====== 引用文 ======
OSCP合格体験記

2024/06/15(土)にOSCPの試験を受けて、無事に合格しました。合格体験記です。

OSCP Certificate

目次

OSCPとは

OffSec Certified Professionalの略称です。セキュリティトレーニングで有名な会社のOffSecが提供するペネトレーションテストの資格です。
高難易度な資格に分類されます(OffSec社の資格の中ではエントリーレベルですが…)。

LinuxやWindowsのマシン(VM)とそのIPアドレスが与えられるので、マシンに侵入して権限昇格までを行う実技試験です。
PEN-200というトレーニングコースが付随しており、それでみっちり座学と実技を学んでから試験を受けます。
試験は24時間のペネトレーションテストを行い、そのレポートを提出する形式です。

“OSCP 体験” などで検索すると大量に先人の記事が出てくるので、より詳しくはそちらをご参照ください。

配点

100点満点の試験で70点以上で合格です。
======
* _問題 1_
一覧の先頭の行から「- category-label: 効果測定・KPI設定: [313, 208, 476, 230]」を含む行までを、両端の行も含めてそのまま書き写してください。
OSCP合格体験記と一覧は互いに関係ありません。
====== 課題の素材 ======
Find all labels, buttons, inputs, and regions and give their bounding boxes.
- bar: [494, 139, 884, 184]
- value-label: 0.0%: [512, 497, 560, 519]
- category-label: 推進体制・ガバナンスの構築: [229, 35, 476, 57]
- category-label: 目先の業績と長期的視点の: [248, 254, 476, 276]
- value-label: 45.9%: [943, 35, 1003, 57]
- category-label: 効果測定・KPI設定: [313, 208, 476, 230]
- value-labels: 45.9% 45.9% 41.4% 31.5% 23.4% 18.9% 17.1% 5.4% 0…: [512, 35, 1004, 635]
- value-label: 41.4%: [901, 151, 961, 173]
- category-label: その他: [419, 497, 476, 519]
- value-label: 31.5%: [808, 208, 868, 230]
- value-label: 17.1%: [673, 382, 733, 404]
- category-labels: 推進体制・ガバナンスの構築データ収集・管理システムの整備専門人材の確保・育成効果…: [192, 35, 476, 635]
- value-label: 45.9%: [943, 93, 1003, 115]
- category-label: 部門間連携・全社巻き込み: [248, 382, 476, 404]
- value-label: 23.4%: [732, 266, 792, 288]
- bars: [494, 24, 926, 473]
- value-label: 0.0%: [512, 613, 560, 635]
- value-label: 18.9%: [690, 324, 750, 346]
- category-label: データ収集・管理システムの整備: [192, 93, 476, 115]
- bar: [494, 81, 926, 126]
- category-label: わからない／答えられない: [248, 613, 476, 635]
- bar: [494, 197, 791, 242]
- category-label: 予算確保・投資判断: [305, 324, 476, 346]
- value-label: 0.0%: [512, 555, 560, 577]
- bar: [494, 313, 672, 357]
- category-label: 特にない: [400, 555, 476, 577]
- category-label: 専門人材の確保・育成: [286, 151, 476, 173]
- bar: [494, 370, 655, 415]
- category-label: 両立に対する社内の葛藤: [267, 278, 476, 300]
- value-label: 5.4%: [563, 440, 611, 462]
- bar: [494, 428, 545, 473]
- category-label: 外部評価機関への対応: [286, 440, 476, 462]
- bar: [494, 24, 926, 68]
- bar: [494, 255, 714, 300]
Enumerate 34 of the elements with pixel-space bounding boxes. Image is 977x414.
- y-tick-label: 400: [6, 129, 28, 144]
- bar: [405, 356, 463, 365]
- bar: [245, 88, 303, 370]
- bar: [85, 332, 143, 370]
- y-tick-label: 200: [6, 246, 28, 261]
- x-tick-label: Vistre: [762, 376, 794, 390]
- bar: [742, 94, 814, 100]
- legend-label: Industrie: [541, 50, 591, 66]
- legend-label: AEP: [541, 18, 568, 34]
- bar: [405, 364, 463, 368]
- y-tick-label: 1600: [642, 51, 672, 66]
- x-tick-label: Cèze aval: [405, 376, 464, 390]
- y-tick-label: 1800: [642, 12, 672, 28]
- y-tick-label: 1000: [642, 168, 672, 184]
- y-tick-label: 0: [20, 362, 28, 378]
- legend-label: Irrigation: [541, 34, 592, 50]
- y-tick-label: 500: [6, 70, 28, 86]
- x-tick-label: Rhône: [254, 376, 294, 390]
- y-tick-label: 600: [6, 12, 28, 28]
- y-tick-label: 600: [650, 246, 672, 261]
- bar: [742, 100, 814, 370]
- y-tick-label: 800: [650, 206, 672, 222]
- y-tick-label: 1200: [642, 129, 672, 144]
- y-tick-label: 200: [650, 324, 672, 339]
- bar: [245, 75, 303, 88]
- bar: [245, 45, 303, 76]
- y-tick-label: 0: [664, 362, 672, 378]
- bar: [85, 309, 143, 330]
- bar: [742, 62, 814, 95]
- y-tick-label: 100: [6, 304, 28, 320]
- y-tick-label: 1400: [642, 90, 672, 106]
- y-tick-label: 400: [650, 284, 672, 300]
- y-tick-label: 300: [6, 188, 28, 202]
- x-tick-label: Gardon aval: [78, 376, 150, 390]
======
* _問題 2_
OSCP合格体験記について、次の問いに答えてください。
(a) 試験では何時間のペネトレーションテストを行いますか。
(b) 試験に付随しているトレーニングコースの名前は何ですか。
(c) 合格するには何点以上が必要ですか。

* _解答 1_
Find all labels, buttons, inputs, and regions and give their bounding boxes.
- bar: [494, 139, 884, 184]
- value-label: 0.0%: [512, 497, 560, 519]
- category-label: 推進体制・ガバナンスの構築: [229, 35, 476, 57]
- category-label: 目先の業績と長期的視点の: [248, 254, 476, 276]
- value-label: 45.9%: [943, 35, 1003, 57]
- category-label: 効果測定・KPI設定: [313, 208, 476, 230]

* _解答 2_
(a) 24時間
(b) PEN-200
(c) 100点満点中70点以上